Scan the listing and work out how many lines contain the word "СШОР". Nothing but the number should be given.

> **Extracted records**
┌────────

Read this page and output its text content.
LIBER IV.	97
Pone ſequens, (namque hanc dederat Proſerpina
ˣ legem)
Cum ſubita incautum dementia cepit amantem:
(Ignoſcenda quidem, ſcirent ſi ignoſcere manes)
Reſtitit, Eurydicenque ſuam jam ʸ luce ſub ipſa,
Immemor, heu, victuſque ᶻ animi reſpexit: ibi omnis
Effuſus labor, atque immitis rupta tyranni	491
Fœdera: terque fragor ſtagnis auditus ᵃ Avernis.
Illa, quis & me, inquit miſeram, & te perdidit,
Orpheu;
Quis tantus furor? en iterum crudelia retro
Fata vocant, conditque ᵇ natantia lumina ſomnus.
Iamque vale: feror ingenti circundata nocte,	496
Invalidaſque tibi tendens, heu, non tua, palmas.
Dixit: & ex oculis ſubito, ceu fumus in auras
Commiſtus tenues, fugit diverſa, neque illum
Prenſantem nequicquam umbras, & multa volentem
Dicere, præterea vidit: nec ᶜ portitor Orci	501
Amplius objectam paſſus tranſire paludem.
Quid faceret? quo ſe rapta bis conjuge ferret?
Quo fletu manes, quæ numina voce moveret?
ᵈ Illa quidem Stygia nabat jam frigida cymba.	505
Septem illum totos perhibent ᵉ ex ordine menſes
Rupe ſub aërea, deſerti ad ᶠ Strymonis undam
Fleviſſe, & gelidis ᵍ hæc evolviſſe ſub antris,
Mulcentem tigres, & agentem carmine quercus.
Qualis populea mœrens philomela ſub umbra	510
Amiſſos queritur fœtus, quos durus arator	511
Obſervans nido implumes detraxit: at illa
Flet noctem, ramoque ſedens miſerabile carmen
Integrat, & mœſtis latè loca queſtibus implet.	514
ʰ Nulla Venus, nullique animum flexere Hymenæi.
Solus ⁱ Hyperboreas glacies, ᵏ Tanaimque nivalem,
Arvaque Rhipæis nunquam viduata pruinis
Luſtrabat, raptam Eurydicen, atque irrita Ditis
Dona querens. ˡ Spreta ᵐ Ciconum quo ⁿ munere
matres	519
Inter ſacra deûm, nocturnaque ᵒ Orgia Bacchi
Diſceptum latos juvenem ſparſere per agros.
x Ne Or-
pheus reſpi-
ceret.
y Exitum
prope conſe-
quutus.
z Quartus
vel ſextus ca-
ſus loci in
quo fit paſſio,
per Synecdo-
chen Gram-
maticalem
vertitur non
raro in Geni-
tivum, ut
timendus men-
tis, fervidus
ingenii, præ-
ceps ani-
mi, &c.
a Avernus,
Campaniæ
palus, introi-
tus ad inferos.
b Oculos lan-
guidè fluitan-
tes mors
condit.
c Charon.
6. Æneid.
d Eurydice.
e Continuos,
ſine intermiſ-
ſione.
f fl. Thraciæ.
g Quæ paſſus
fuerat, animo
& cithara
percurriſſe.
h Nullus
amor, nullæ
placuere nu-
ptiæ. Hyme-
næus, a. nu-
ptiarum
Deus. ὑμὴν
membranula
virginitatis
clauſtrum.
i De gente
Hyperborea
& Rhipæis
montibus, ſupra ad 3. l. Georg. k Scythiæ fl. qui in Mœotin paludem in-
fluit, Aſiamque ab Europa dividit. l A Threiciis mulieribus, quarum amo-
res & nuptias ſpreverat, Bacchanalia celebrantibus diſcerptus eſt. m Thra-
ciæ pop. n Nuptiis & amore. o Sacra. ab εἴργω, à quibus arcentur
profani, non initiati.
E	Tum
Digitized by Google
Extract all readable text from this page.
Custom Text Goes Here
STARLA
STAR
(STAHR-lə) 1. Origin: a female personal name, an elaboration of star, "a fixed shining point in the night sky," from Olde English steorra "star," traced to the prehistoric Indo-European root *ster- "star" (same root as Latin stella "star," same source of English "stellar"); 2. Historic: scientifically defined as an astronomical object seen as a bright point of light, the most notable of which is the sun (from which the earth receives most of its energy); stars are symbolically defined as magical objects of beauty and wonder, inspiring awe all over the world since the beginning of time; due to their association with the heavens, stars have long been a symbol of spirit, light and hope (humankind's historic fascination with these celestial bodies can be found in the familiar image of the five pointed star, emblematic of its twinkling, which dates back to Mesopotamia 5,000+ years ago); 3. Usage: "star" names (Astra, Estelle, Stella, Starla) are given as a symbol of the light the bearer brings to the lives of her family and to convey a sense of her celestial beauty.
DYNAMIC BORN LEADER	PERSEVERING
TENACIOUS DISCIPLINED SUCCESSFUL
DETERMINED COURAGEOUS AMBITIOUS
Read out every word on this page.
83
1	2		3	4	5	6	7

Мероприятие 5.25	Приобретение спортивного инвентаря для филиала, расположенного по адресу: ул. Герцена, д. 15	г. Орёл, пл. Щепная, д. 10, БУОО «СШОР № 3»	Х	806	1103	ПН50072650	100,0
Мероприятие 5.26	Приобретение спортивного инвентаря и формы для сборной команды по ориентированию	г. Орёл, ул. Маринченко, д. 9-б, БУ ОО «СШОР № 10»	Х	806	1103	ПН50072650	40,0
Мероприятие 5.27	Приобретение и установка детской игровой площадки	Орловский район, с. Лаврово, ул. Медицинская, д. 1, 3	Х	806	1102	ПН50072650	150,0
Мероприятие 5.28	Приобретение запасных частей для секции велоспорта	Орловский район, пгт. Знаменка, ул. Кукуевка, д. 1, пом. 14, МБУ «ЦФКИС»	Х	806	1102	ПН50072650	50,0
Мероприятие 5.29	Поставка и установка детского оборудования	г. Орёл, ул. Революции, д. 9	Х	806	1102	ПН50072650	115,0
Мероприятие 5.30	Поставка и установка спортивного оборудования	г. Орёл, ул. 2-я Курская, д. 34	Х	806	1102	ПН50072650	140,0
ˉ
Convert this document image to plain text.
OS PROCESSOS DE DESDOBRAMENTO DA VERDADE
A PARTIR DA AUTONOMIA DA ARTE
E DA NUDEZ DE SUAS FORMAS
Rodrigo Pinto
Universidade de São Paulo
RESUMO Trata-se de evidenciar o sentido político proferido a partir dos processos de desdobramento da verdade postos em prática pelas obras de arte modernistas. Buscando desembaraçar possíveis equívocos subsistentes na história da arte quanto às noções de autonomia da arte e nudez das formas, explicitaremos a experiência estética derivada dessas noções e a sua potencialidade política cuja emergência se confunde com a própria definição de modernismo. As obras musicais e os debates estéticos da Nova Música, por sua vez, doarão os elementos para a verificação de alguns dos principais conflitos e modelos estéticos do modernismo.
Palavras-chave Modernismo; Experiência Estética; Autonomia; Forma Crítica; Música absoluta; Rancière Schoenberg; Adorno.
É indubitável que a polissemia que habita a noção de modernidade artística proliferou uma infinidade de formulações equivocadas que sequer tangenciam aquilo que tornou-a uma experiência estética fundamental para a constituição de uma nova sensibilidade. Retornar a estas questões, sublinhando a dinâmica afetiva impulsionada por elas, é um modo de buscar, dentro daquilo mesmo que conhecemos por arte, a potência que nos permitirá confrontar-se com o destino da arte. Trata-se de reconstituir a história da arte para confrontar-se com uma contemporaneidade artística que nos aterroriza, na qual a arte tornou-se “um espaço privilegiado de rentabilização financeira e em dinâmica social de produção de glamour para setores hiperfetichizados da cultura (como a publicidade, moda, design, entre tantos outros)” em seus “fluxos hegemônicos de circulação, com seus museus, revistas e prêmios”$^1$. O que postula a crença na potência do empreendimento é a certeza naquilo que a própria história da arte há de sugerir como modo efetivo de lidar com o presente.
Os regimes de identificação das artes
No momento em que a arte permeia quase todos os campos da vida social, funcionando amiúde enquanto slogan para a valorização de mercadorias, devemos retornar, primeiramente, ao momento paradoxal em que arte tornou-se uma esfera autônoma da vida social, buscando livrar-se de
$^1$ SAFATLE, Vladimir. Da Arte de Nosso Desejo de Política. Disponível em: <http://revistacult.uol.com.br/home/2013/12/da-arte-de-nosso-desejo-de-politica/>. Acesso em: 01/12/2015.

└────────

> **Output of the task**
2